Problem description: List all lines of the data containing the word "Verlustlisten".

Provided records:
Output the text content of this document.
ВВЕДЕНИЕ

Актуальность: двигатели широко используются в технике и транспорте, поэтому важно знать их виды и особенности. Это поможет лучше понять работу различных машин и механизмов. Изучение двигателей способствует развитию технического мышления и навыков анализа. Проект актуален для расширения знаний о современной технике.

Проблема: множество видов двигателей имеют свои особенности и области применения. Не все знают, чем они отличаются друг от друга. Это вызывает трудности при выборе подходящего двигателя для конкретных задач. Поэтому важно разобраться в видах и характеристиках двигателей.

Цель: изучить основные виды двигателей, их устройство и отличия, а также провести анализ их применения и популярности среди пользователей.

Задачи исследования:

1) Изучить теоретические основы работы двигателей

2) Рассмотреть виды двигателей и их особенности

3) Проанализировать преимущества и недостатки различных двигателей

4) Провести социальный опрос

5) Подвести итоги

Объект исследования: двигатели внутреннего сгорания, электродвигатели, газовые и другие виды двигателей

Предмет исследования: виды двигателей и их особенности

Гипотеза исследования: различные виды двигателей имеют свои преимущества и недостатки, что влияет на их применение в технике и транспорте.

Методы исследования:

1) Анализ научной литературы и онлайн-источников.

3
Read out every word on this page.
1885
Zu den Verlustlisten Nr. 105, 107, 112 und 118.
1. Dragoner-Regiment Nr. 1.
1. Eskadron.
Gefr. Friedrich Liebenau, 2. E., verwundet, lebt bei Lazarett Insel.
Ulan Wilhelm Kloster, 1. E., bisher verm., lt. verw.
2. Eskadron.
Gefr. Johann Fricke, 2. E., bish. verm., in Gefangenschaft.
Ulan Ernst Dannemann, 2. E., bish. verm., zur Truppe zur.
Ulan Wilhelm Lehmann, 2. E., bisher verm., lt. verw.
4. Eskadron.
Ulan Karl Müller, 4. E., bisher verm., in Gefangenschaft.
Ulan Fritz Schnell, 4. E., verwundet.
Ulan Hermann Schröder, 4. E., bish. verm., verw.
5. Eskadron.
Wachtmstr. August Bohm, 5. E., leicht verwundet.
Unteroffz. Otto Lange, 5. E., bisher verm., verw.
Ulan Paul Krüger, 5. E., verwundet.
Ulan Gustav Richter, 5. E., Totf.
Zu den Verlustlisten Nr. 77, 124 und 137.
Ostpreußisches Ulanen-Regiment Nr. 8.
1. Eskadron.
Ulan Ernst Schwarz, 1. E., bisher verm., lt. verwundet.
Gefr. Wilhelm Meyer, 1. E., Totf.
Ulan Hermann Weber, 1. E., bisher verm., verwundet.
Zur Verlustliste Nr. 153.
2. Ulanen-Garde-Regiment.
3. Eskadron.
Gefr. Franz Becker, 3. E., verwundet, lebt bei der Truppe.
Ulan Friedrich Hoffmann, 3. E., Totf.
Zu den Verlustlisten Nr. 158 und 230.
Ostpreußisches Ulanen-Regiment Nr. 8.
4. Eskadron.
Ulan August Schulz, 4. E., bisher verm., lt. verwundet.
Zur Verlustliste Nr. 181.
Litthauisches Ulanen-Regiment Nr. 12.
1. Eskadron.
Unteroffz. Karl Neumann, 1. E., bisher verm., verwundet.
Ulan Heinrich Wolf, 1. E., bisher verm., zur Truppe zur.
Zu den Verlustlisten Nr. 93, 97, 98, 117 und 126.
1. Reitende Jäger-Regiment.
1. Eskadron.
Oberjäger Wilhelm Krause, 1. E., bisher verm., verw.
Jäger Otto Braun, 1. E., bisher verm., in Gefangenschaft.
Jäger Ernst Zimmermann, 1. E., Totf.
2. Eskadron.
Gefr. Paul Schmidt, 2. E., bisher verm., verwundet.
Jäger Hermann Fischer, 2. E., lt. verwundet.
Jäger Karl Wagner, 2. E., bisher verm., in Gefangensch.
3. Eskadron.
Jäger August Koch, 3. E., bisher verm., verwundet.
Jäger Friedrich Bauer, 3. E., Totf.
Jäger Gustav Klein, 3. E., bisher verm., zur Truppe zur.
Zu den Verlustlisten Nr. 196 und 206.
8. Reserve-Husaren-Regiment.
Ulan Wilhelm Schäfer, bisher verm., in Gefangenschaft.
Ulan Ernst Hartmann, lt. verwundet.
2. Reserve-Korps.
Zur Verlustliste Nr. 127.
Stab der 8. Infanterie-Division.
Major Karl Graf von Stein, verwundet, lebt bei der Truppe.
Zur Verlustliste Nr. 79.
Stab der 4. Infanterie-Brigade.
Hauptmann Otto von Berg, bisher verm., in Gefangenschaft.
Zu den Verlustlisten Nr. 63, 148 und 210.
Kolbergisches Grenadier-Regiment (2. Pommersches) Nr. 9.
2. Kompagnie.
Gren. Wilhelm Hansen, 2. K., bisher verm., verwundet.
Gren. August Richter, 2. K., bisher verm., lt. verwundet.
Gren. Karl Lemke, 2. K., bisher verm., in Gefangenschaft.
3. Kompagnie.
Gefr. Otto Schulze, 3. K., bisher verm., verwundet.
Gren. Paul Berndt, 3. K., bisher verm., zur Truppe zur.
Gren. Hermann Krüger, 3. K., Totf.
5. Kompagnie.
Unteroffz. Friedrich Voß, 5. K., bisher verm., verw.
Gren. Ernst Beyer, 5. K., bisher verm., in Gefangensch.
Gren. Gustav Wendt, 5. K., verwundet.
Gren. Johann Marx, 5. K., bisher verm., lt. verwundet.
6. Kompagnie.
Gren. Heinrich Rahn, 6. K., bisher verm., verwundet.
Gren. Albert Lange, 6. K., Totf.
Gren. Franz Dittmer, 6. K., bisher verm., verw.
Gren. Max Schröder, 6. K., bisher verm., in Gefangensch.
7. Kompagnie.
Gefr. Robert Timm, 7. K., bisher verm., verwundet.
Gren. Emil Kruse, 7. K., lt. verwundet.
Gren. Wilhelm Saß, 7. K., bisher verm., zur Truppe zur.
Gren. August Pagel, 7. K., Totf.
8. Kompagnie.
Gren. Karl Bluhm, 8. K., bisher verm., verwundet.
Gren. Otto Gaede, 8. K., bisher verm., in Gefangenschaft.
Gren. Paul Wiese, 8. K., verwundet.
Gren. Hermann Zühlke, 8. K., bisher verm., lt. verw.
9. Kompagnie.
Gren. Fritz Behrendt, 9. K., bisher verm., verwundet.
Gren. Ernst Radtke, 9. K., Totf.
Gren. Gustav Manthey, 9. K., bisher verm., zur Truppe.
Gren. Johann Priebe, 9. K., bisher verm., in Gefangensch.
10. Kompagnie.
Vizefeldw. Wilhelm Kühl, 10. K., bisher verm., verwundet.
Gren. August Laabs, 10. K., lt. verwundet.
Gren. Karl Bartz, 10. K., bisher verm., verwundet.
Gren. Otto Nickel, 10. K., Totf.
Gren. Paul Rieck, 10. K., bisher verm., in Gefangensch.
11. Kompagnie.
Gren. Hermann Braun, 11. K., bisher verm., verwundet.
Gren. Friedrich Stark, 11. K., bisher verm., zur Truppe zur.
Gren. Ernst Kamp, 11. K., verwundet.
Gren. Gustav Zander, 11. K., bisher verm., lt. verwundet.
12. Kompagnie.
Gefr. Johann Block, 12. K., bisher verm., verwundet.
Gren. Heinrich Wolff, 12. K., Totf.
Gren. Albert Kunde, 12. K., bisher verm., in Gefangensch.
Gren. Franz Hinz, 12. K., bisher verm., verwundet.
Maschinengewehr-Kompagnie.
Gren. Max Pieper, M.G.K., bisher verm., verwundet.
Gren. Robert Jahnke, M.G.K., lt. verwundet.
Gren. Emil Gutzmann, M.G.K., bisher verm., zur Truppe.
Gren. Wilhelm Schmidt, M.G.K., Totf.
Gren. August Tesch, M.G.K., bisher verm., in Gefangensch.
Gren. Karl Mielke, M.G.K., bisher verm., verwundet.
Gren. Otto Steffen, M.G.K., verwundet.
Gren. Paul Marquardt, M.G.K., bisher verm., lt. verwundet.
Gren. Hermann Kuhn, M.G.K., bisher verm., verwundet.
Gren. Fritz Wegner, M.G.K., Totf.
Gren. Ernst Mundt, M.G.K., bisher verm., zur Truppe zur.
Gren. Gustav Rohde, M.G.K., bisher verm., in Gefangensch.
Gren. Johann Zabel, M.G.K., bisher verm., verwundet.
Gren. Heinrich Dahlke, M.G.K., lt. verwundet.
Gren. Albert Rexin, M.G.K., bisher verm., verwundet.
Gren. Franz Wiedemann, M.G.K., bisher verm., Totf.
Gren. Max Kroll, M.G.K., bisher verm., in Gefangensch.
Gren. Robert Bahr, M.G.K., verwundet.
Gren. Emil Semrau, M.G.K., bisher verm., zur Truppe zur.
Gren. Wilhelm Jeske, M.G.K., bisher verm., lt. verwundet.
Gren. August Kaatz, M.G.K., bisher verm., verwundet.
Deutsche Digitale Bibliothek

Reply:
Zu den Verlustlisten Nr. 105, 107, 112 und 118.
Zu den Verlustlisten Nr. 77, 124 und 137.
Zu den Verlustlisten Nr. 158 und 230.
Zu den Verlustlisten Nr. 93, 97, 98, 117 und 126.
Zu den Verlustlisten Nr. 196 und 206.
Zu den Verlustlisten Nr. 63, 148 und 210.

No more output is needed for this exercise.